## SHORT EXERCISE
Tally the lines with the word "Administration" and report the number alone.

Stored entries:
* * * * * * * * *

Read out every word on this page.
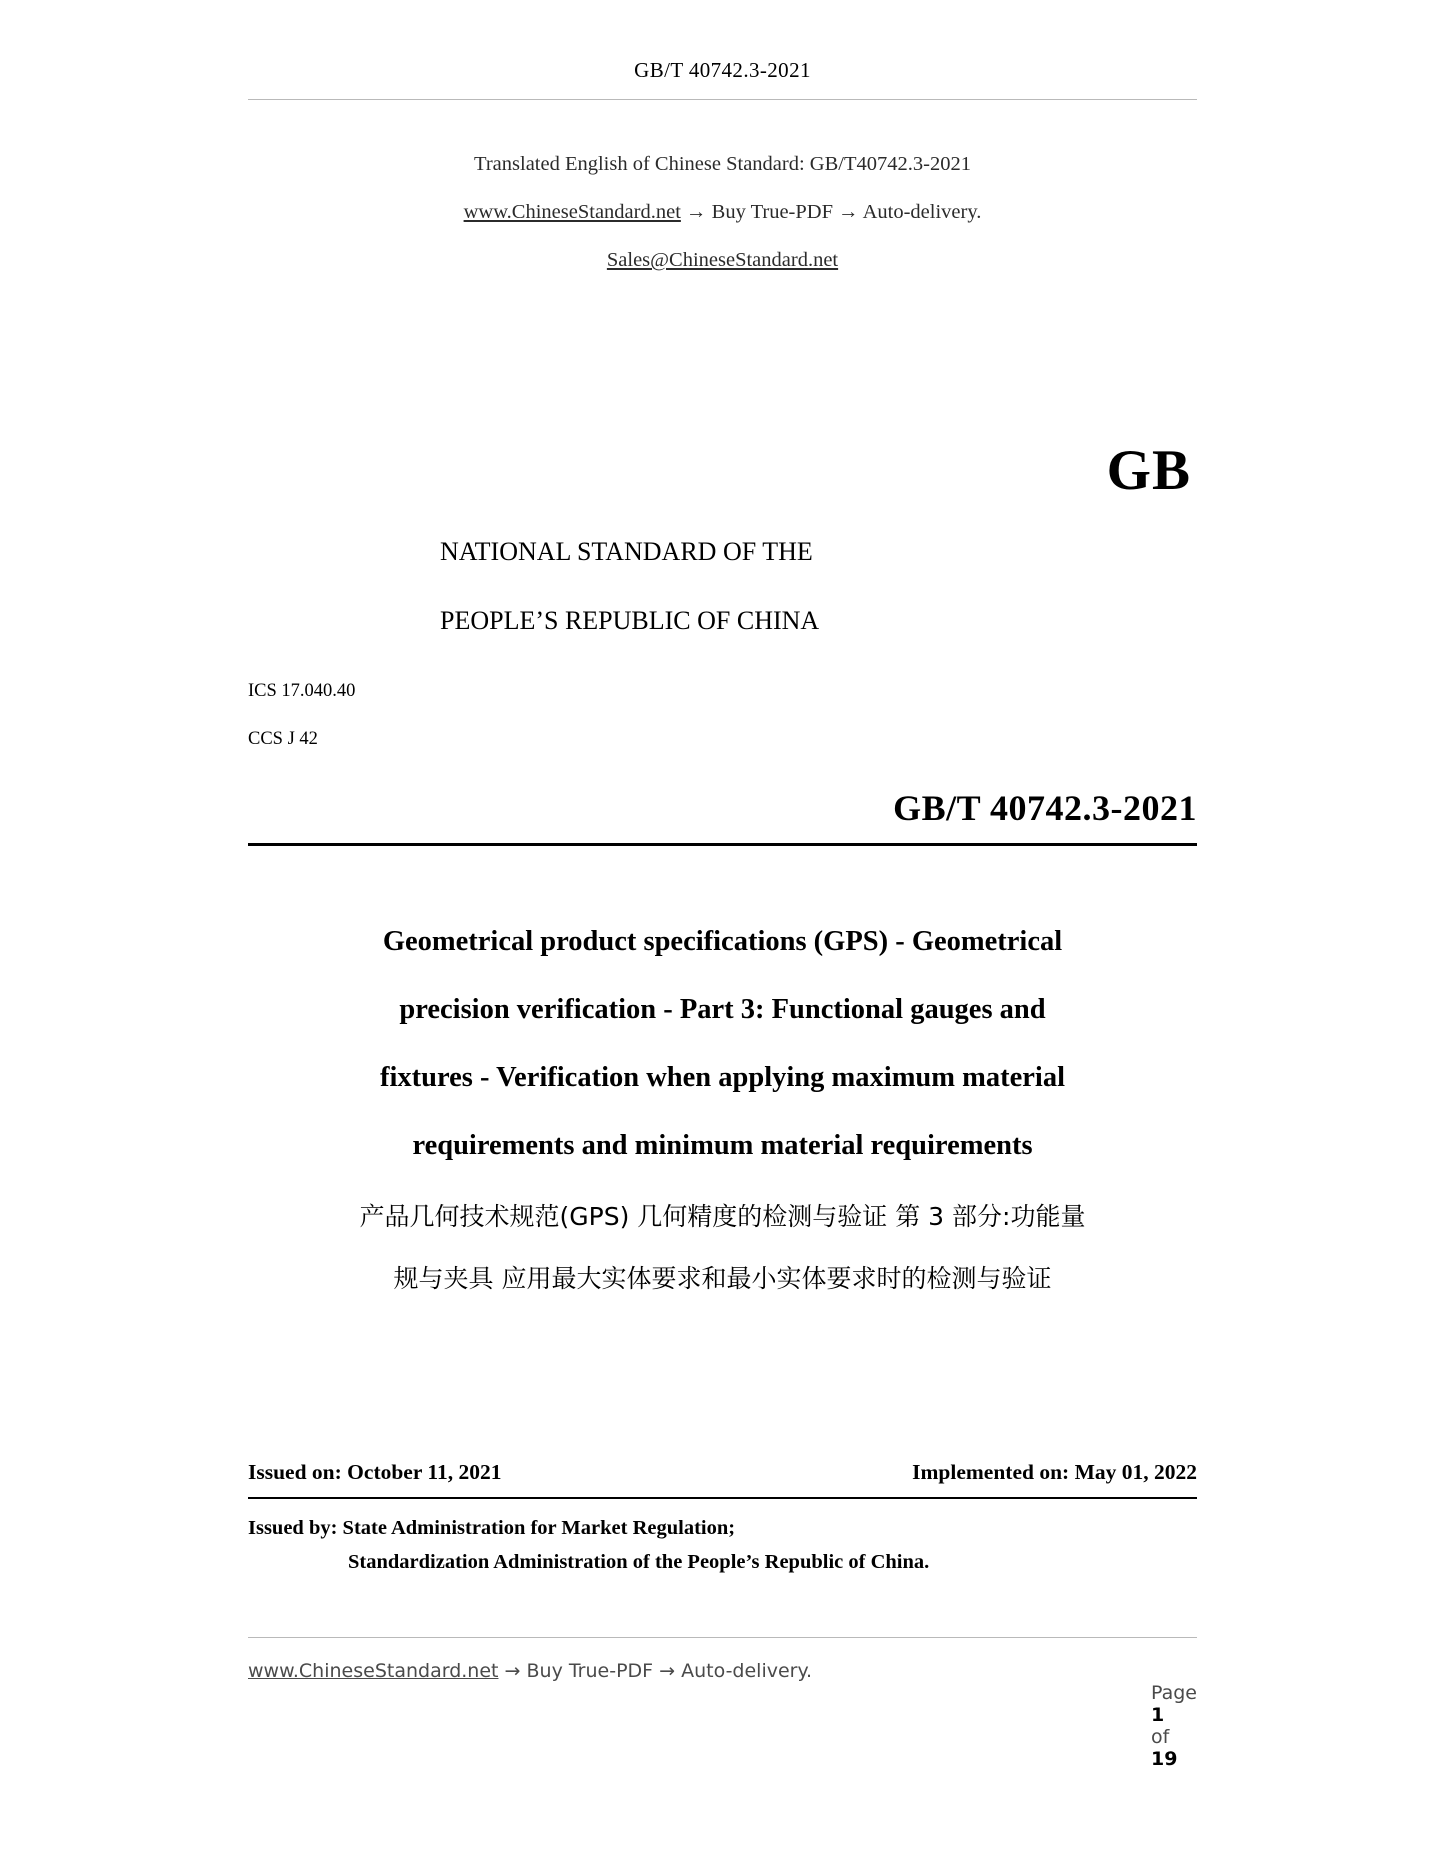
GB/T 40742.3-2021
Translated English of Chinese Standard: GB/T40742.3-2021
www.ChineseStandard.net → Buy True-PDF → Auto-delivery.
Sales@ChineseStandard.net
GB
NATIONAL STANDARD OF THE
PEOPLE’S REPUBLIC OF CHINA
ICS 17.040.40
CCS J 42
GB/T 40742.3-2021
Geometrical product specifications (GPS) - Geometrical
precision verification - Part 3: Functional gauges and
fixtures - Verification when applying maximum material
requirements and minimum material requirements
产品几何技术规范(GPS) 几何精度的检测与验证 第 3 部分:功能量
规与夹具 应用最大实体要求和最小实体要求时的检测与验证
Issued on: October 11, 2021	Implemented on: May 01, 2022
Issued by: State Administration for Market Regulation;
Standardization Administration of the People’s Republic of China.
www.ChineseStandard.net → Buy True-PDF → Auto-delivery.

Page
1
of
19
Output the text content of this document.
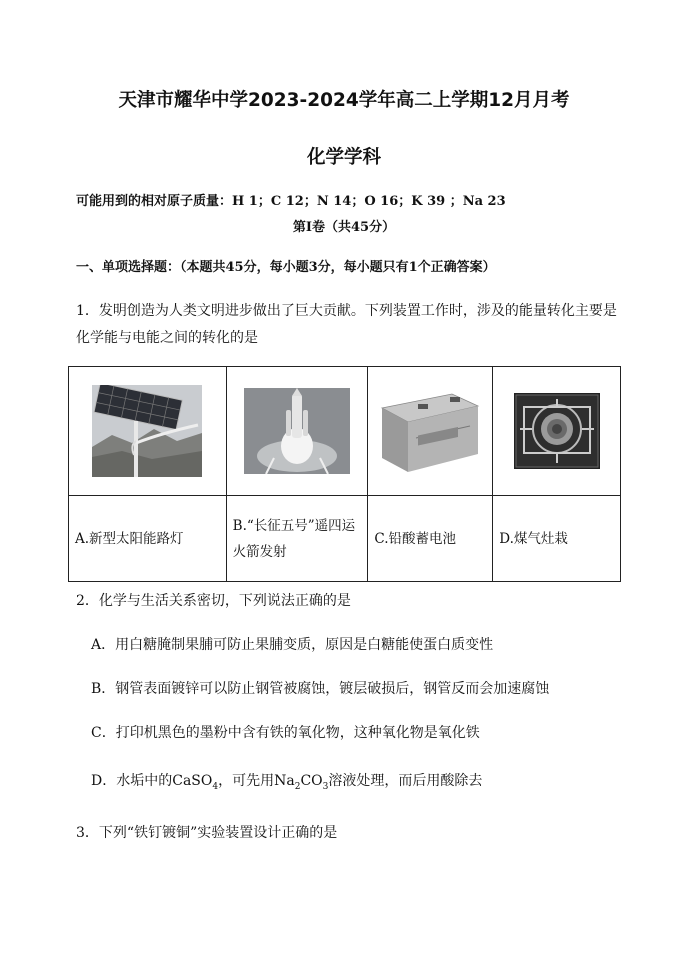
天津市耀华中学2023-2024学年高二上学期12月月考
化学学科
可能用到的相对原子质量：H 1；C 12；N 14；O 16；K 39 ；Na 23
第Ⅰ卷（共45分）
一、单项选择题：（本题共45分，每小题3分，每小题只有1个正确答案）
1．发明创造为人类文明进步做出了巨大贡献。下列装置工作时，涉及的能量转化主要是化学能与电能之间的转化的是

A.新型太阳能路灯	B.“长征五号”遥四运火箭发射	C.铅酸蓄电池	D.煤气灶栽
2．化学与生活关系密切，下列说法正确的是
A．用白糖腌制果脯可防止果脯变质，原因是白糖能使蛋白质变性
B．钢管表面镀锌可以防止钢管被腐蚀，镀层破损后，钢管反而会加速腐蚀
C．打印机黑色的墨粉中含有铁的氧化物，这种氧化物是氧化铁
D．水垢中的CaSO$_4$，可先用$Na_2CO_3$溶液处理，而后用酸除去
3．下列“铁钉镀铜”实验装置设计正确的是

* * * * * * * * *

## RESULT OF THE EXERCISE
2